▶ [Stated task]
Repeat the listing word for word. No pictures belong in the copy.
------------------------------------------------
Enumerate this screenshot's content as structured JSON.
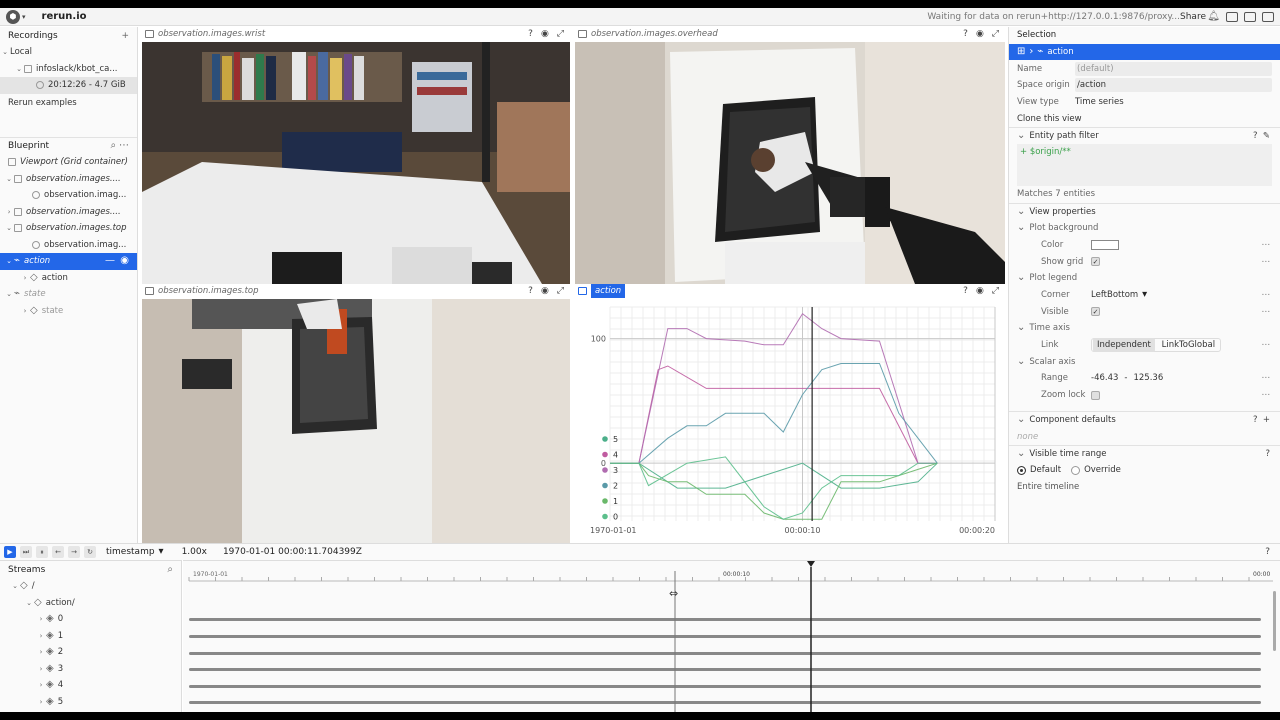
{
  "app": {
    "title": "rerun.io",
    "status": "Waiting for data on rerun+http://127.0.0.1:9876/proxy...",
    "share_label": "Share"
  },
  "recordings": {
    "title": "Recordings",
    "local_label": "Local",
    "dataset": "infoslack/kbot_ca...",
    "recording": "20:12:26 - 4.7 GiB",
    "examples_label": "Rerun examples"
  },
  "blueprint": {
    "title": "Blueprint",
    "viewport": "Viewport (Grid container)",
    "items": [
      {
        "label": "observation.images....",
        "child": "observation.imag..."
      },
      {
        "label": "observation.images...."
      },
      {
        "label": "observation.images.top",
        "child": "observation.imag..."
      },
      {
        "label": "action",
        "child": "action"
      },
      {
        "label": "state",
        "child": "state"
      }
    ]
  },
  "views": {
    "wrist": "observation.images.wrist",
    "overhead": "observation.images.overhead",
    "top": "observation.images.top",
    "action": "action",
    "ctl_help": "?"
  },
  "chart_data": {
    "type": "line",
    "title": "",
    "xlabel": "",
    "ylabel": "",
    "x_ticks": [
      "1970-01-01",
      "00:00:10",
      "00:00:20"
    ],
    "y_ticks": [
      "100",
      "0"
    ],
    "xlim": [
      0,
      20
    ],
    "ylim": [
      -46.43,
      125.36
    ],
    "legend_placement": "bottom-left",
    "series": [
      {
        "name": "5",
        "color": "#4caf8a",
        "values": [
          [
            0,
            0
          ],
          [
            1.5,
            0
          ],
          [
            3.5,
            -20
          ],
          [
            6,
            -20
          ],
          [
            8,
            -10
          ],
          [
            10,
            0
          ],
          [
            12,
            -20
          ],
          [
            14,
            -20
          ],
          [
            16,
            -15
          ],
          [
            17,
            0
          ]
        ]
      },
      {
        "name": "4",
        "color": "#c05ca0",
        "values": [
          [
            0,
            0
          ],
          [
            1.5,
            0
          ],
          [
            2.5,
            75
          ],
          [
            3,
            78
          ],
          [
            5,
            60
          ],
          [
            7,
            60
          ],
          [
            9,
            60
          ],
          [
            11,
            60
          ],
          [
            13,
            60
          ],
          [
            14,
            60
          ],
          [
            16,
            0
          ],
          [
            17,
            0
          ]
        ]
      },
      {
        "name": "3",
        "color": "#b06cb0",
        "values": [
          [
            0,
            0
          ],
          [
            1.5,
            0
          ],
          [
            3,
            108
          ],
          [
            4,
            108
          ],
          [
            5,
            100
          ],
          [
            7,
            98
          ],
          [
            8,
            95
          ],
          [
            9,
            95
          ],
          [
            10,
            120
          ],
          [
            11,
            108
          ],
          [
            12,
            100
          ],
          [
            14,
            98
          ],
          [
            16,
            0
          ],
          [
            17,
            0
          ]
        ]
      },
      {
        "name": "2",
        "color": "#5a9aa8",
        "values": [
          [
            0,
            0
          ],
          [
            1.5,
            0
          ],
          [
            3,
            20
          ],
          [
            4,
            30
          ],
          [
            5,
            30
          ],
          [
            6,
            40
          ],
          [
            8,
            40
          ],
          [
            9,
            25
          ],
          [
            10,
            55
          ],
          [
            11,
            75
          ],
          [
            12,
            80
          ],
          [
            14,
            80
          ],
          [
            15,
            40
          ],
          [
            16,
            20
          ],
          [
            17,
            0
          ]
        ]
      },
      {
        "name": "1",
        "color": "#6ab86a",
        "values": [
          [
            0,
            0
          ],
          [
            1.5,
            0
          ],
          [
            2,
            -10
          ],
          [
            3,
            -15
          ],
          [
            4,
            -15
          ],
          [
            5,
            -25
          ],
          [
            7,
            -25
          ],
          [
            8,
            -40
          ],
          [
            9,
            -45
          ],
          [
            10,
            -45
          ],
          [
            11,
            -45
          ],
          [
            12,
            -15
          ],
          [
            14,
            -15
          ],
          [
            16,
            -5
          ],
          [
            17,
            0
          ]
        ]
      },
      {
        "name": "0",
        "color": "#5cbf8c",
        "values": [
          [
            0,
            0
          ],
          [
            1.5,
            0
          ],
          [
            2,
            -18
          ],
          [
            4,
            0
          ],
          [
            6,
            5
          ],
          [
            8,
            -35
          ],
          [
            9,
            -45
          ],
          [
            10,
            -40
          ],
          [
            11,
            -20
          ],
          [
            12,
            -10
          ],
          [
            14,
            -10
          ],
          [
            15,
            -10
          ],
          [
            16,
            0
          ],
          [
            17,
            0
          ]
        ]
      }
    ],
    "cursor_x": 10.5
  },
  "selection": {
    "title": "Selection",
    "selected": "action",
    "name_label": "Name",
    "name_value": "(default)",
    "origin_label": "Space origin",
    "origin_value": "/action",
    "type_label": "View type",
    "type_value": "Time series",
    "clone_label": "Clone this view",
    "filter_title": "Entity path filter",
    "filter_value": "+ $origin/**",
    "matches": "Matches 7 entities",
    "view_props": "View properties",
    "plot_bg": "Plot background",
    "color_label": "Color",
    "show_grid_label": "Show grid",
    "plot_legend": "Plot legend",
    "corner_label": "Corner",
    "corner_value": "LeftBottom",
    "visible_label": "Visible",
    "time_axis": "Time axis",
    "link_label": "Link",
    "link_opt1": "Independent",
    "link_opt2": "LinkToGlobal",
    "scalar_axis": "Scalar axis",
    "range_label": "Range",
    "range_min": "-46.43",
    "range_sep": "-",
    "range_max": "125.36",
    "zoom_lock_label": "Zoom lock",
    "component_defaults": "Component defaults",
    "none_label": "none",
    "visible_time_range": "Visible time range",
    "default_label": "Default",
    "override_label": "Override",
    "entire_timeline": "Entire timeline"
  },
  "timebar": {
    "timeline": "timestamp",
    "speed": "1.00x",
    "current": "1970-01-01 00:00:11.704399Z",
    "help": "?"
  },
  "streams": {
    "title": "Streams",
    "root": "/",
    "action": "action/",
    "children": [
      "0",
      "1",
      "2",
      "3",
      "4",
      "5"
    ]
  },
  "timeline_ticks": [
    "1970-01-01",
    "00:00:10",
    "00:00"
  ]
}
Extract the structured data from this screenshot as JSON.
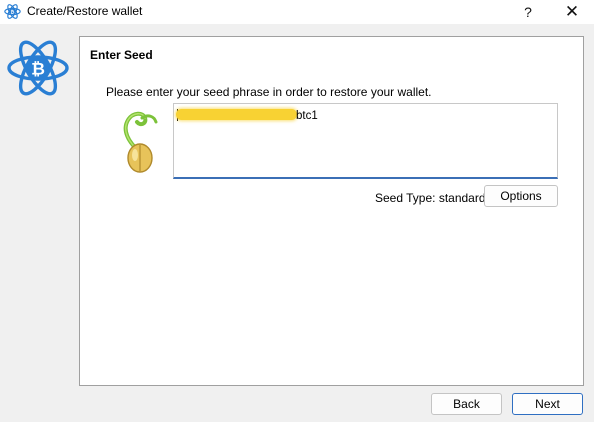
{
  "window": {
    "title": "Create/Restore wallet",
    "help_label": "?",
    "close_label": "✕"
  },
  "page": {
    "heading": "Enter Seed",
    "instruction": "Please enter your seed phrase in order to restore your wallet.",
    "seed_input": {
      "visible_text": "btc1",
      "redacted": true
    },
    "seed_type_label": "Seed Type: standard",
    "options_label": "Options"
  },
  "footer": {
    "back_label": "Back",
    "next_label": "Next"
  },
  "colors": {
    "accent": "#3b6fb6",
    "logo_blue": "#2a7fd4",
    "redaction": "#f8d233"
  },
  "icons": {
    "app": "electrum-bitcoin-icon",
    "logo": "electrum-bitcoin-logo",
    "seed": "sprouting-seed-icon"
  }
}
------------------------------------------------
▶ [Solution for this problem]
Enumerate this screenshot's content as structured JSON.
{
  "app": {
    "title": "rerun.io",
    "status": "Waiting for data on rerun+http://127.0.0.1:9876/proxy...",
    "share_label": "Share"
  },
  "recordings": {
    "title": "Recordings",
    "local_label": "Local",
    "dataset": "infoslack/kbot_ca...",
    "recording": "20:12:26 - 4.7 GiB",
    "examples_label": "Rerun examples"
  },
  "blueprint": {
    "title": "Blueprint",
    "viewport": "Viewport (Grid container)",
    "items": [
      {
        "label": "observation.images....",
        "child": "observation.imag..."
      },
      {
        "label": "observation.images...."
      },
      {
        "label": "observation.images.top",
        "child": "observation.imag..."
      },
      {
        "label": "action",
        "child": "action"
      },
      {
        "label": "state",
        "child": "state"
      }
    ]
  },
  "views": {
    "wrist": "observation.images.wrist",
    "overhead": "observation.images.overhead",
    "top": "observation.images.top",
    "action": "action",
    "ctl_help": "?"
  },
  "chart_data": {
    "type": "line",
    "title": "",
    "xlabel": "",
    "ylabel": "",
    "x_ticks": [
      "1970-01-01",
      "00:00:10",
      "00:00:20"
    ],
    "y_ticks": [
      "100",
      "0"
    ],
    "xlim": [
      0,
      20
    ],
    "ylim": [
      -46.43,
      125.36
    ],
    "legend_placement": "bottom-left",
    "series": [
      {
        "name": "5",
        "color": "#4caf8a",
        "values": [
          [
            0,
            0
          ],
          [
            1.5,
            0
          ],
          [
            3.5,
            -20
          ],
          [
            6,
            -20
          ],
          [
            8,
            -10
          ],
          [
            10,
            0
          ],
          [
            12,
            -20
          ],
          [
            14,
            -20
          ],
          [
            16,
            -15
          ],
          [
            17,
            0
          ]
        ]
      },
      {
        "name": "4",
        "color": "#c05ca0",
        "values": [
          [
            0,
            0
          ],
          [
            1.5,
            0
          ],
          [
            2.5,
            75
          ],
          [
            3,
            78
          ],
          [
            5,
            60
          ],
          [
            7,
            60
          ],
          [
            9,
            60
          ],
          [
            11,
            60
          ],
          [
            13,
            60
          ],
          [
            14,
            60
          ],
          [
            16,
            0
          ],
          [
            17,
            0
          ]
        ]
      },
      {
        "name": "3",
        "color": "#b06cb0",
        "values": [
          [
            0,
            0
          ],
          [
            1.5,
            0
          ],
          [
            3,
            108
          ],
          [
            4,
            108
          ],
          [
            5,
            100
          ],
          [
            7,
            98
          ],
          [
            8,
            95
          ],
          [
            9,
            95
          ],
          [
            10,
            120
          ],
          [
            11,
            108
          ],
          [
            12,
            100
          ],
          [
            14,
            98
          ],
          [
            16,
            0
          ],
          [
            17,
            0
          ]
        ]
      },
      {
        "name": "2",
        "color": "#5a9aa8",
        "values": [
          [
            0,
            0
          ],
          [
            1.5,
            0
          ],
          [
            3,
            20
          ],
          [
            4,
            30
          ],
          [
            5,
            30
          ],
          [
            6,
            40
          ],
          [
            8,
            40
          ],
          [
            9,
            25
          ],
          [
            10,
            55
          ],
          [
            11,
            75
          ],
          [
            12,
            80
          ],
          [
            14,
            80
          ],
          [
            15,
            40
          ],
          [
            16,
            20
          ],
          [
            17,
            0
          ]
        ]
      },
      {
        "name": "1",
        "color": "#6ab86a",
        "values": [
          [
            0,
            0
          ],
          [
            1.5,
            0
          ],
          [
            2,
            -10
          ],
          [
            3,
            -15
          ],
          [
            4,
            -15
          ],
          [
            5,
            -25
          ],
          [
            7,
            -25
          ],
          [
            8,
            -40
          ],
          [
            9,
            -45
          ],
          [
            10,
            -45
          ],
          [
            11,
            -45
          ],
          [
            12,
            -15
          ],
          [
            14,
            -15
          ],
          [
            16,
            -5
          ],
          [
            17,
            0
          ]
        ]
      },
      {
        "name": "0",
        "color": "#5cbf8c",
        "values": [
          [
            0,
            0
          ],
          [
            1.5,
            0
          ],
          [
            2,
            -18
          ],
          [
            4,
            0
          ],
          [
            6,
            5
          ],
          [
            8,
            -35
          ],
          [
            9,
            -45
          ],
          [
            10,
            -40
          ],
          [
            11,
            -20
          ],
          [
            12,
            -10
          ],
          [
            14,
            -10
          ],
          [
            15,
            -10
          ],
          [
            16,
            0
          ],
          [
            17,
            0
          ]
        ]
      }
    ],
    "cursor_x": 10.5
  },
  "selection": {
    "title": "Selection",
    "selected": "action",
    "name_label": "Name",
    "name_value": "(default)",
    "origin_label": "Space origin",
    "origin_value": "/action",
    "type_label": "View type",
    "type_value": "Time series",
    "clone_label": "Clone this view",
    "filter_title": "Entity path filter",
    "filter_value": "+ $origin/**",
    "matches": "Matches 7 entities",
    "view_props": "View properties",
    "plot_bg": "Plot background",
    "color_label": "Color",
    "show_grid_label": "Show grid",
    "plot_legend": "Plot legend",
    "corner_label": "Corner",
    "corner_value": "LeftBottom",
    "visible_label": "Visible",
    "time_axis": "Time axis",
    "link_label": "Link",
    "link_opt1": "Independent",
    "link_opt2": "LinkToGlobal",
    "scalar_axis": "Scalar axis",
    "range_label": "Range",
    "range_min": "-46.43",
    "range_sep": "-",
    "range_max": "125.36",
    "zoom_lock_label": "Zoom lock",
    "component_defaults": "Component defaults",
    "none_label": "none",
    "visible_time_range": "Visible time range",
    "default_label": "Default",
    "override_label": "Override",
    "entire_timeline": "Entire timeline"
  },
  "timebar": {
    "timeline": "timestamp",
    "speed": "1.00x",
    "current": "1970-01-01 00:00:11.704399Z",
    "help": "?"
  },
  "streams": {
    "title": "Streams",
    "root": "/",
    "action": "action/",
    "children": [
      "0",
      "1",
      "2",
      "3",
      "4",
      "5"
    ]
  },
  "timeline_ticks": [
    "1970-01-01",
    "00:00:10",
    "00:00"
  ]
}
Extract the structured data from this screenshot as JSON.
{
  "window": {
    "title": "Create/Restore wallet",
    "help_label": "?",
    "close_label": "✕"
  },
  "page": {
    "heading": "Enter Seed",
    "instruction": "Please enter your seed phrase in order to restore your wallet.",
    "seed_input": {
      "visible_text": "btc1",
      "redacted": true
    },
    "seed_type_label": "Seed Type: standard",
    "options_label": "Options"
  },
  "footer": {
    "back_label": "Back",
    "next_label": "Next"
  },
  "colors": {
    "accent": "#3b6fb6",
    "logo_blue": "#2a7fd4",
    "redaction": "#f8d233"
  },
  "icons": {
    "app": "electrum-bitcoin-icon",
    "logo": "electrum-bitcoin-logo",
    "seed": "sprouting-seed-icon"
  }
}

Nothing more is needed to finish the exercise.